(Records from a dataset)
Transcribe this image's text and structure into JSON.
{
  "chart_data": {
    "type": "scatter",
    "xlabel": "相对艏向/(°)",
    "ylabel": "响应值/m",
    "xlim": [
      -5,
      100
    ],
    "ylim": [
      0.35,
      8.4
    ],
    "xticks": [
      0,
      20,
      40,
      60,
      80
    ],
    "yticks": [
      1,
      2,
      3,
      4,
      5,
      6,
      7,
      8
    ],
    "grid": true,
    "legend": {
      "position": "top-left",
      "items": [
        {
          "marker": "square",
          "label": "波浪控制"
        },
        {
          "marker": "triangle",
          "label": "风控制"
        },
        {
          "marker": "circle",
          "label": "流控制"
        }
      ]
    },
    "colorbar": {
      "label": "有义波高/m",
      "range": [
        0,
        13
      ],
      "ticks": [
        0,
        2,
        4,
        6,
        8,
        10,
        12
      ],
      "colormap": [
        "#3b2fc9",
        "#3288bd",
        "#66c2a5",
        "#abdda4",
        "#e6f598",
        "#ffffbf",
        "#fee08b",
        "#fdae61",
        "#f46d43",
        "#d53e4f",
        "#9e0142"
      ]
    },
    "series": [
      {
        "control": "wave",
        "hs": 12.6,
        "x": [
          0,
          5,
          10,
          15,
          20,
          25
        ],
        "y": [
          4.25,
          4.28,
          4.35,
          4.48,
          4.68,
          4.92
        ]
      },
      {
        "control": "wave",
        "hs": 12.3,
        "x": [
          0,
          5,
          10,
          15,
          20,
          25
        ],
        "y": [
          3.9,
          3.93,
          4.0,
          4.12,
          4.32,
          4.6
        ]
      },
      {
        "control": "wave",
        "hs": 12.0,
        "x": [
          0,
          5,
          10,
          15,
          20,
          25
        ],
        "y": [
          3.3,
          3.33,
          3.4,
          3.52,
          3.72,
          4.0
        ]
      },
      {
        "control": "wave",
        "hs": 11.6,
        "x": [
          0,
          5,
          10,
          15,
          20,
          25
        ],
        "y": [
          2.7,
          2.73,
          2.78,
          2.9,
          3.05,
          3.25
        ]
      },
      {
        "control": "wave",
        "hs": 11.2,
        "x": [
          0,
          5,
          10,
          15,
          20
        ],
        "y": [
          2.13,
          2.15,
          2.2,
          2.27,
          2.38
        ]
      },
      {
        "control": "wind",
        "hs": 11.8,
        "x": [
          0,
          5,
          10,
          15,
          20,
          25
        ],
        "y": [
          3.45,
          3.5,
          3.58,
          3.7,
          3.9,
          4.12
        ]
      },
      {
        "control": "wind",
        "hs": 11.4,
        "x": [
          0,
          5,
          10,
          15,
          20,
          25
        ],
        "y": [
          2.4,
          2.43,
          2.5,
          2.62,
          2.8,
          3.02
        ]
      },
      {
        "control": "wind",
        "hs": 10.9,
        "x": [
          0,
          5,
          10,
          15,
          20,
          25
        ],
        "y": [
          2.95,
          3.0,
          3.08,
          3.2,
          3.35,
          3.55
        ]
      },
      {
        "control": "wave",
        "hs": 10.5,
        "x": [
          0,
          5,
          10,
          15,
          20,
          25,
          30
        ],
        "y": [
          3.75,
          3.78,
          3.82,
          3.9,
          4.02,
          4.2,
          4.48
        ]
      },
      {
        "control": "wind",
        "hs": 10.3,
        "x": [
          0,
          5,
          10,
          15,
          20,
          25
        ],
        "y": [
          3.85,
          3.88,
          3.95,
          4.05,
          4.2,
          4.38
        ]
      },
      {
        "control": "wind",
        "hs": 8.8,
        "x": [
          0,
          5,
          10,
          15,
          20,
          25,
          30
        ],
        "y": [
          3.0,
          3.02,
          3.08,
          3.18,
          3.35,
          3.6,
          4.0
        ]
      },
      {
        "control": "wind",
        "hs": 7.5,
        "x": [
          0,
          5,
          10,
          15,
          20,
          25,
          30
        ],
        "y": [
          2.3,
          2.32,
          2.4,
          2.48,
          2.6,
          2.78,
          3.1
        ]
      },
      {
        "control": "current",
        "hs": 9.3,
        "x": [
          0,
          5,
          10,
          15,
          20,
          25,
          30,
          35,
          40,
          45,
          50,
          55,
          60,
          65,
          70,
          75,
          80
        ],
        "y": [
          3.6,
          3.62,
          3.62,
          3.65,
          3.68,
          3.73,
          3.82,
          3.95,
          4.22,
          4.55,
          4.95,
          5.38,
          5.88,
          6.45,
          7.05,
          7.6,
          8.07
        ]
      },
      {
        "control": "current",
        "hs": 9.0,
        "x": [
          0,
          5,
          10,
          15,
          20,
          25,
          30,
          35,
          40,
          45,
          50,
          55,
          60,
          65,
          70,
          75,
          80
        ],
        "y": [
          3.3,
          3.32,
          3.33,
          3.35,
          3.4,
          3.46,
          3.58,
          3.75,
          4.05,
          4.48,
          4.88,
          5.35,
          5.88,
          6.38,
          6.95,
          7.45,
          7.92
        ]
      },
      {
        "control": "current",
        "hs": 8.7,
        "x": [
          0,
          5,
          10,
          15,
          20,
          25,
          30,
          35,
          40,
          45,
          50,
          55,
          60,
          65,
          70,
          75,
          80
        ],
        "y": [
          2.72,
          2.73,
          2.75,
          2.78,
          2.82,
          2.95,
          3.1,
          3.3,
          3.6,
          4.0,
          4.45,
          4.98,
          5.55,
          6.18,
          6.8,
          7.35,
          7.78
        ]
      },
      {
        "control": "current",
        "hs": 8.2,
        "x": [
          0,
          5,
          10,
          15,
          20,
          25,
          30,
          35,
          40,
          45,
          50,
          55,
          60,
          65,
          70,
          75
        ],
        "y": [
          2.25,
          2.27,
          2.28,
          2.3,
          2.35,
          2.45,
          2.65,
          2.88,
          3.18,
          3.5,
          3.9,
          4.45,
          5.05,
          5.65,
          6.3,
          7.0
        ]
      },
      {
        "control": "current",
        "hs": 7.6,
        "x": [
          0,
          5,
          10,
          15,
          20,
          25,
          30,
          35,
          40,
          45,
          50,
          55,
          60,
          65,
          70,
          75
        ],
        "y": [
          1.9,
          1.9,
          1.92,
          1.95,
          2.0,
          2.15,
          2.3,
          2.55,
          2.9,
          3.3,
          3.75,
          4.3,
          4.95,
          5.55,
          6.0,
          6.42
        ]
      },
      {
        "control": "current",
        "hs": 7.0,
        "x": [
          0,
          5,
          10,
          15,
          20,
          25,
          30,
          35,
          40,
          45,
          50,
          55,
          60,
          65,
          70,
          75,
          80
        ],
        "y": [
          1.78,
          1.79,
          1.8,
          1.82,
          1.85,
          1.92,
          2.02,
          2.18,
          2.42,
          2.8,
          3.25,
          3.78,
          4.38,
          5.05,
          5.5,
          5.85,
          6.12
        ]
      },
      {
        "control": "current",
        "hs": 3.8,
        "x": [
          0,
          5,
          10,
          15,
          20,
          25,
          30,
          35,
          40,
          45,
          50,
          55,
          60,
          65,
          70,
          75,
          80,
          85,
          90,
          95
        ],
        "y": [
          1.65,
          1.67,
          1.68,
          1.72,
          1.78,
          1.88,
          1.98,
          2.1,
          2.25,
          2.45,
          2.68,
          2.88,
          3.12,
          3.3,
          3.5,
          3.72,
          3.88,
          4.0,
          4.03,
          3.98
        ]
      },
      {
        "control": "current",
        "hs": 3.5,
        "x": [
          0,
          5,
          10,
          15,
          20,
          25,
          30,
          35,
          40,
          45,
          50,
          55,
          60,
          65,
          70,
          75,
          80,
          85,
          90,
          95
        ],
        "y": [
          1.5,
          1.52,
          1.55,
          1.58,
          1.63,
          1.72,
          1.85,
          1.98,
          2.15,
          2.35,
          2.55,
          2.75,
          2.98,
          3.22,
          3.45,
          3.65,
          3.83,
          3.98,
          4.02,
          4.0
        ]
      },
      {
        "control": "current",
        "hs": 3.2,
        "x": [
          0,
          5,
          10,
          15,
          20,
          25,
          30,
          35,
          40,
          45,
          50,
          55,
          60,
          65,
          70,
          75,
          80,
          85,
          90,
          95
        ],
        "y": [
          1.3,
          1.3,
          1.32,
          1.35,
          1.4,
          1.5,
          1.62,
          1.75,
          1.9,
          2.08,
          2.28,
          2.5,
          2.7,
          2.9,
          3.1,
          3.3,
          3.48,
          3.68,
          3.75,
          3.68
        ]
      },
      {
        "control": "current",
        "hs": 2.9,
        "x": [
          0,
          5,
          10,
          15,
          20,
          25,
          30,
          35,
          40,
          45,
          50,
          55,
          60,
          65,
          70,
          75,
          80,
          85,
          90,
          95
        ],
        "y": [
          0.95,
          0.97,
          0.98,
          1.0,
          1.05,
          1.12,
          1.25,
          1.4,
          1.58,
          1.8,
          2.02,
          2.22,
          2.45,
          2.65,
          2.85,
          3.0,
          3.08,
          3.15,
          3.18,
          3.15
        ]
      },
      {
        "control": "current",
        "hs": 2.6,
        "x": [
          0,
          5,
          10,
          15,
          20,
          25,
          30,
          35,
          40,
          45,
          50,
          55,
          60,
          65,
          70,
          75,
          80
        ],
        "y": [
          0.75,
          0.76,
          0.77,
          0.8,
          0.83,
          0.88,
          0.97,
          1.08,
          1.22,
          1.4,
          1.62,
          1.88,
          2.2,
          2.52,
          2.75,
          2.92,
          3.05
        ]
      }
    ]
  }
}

**THE REQUEST**. Search the preceding listing for the word "marker" and pull out every line that holds it.

**ANSWER TO THIS TASK**.
          "marker": "square",
          "marker": "triangle",
          "marker": "circle",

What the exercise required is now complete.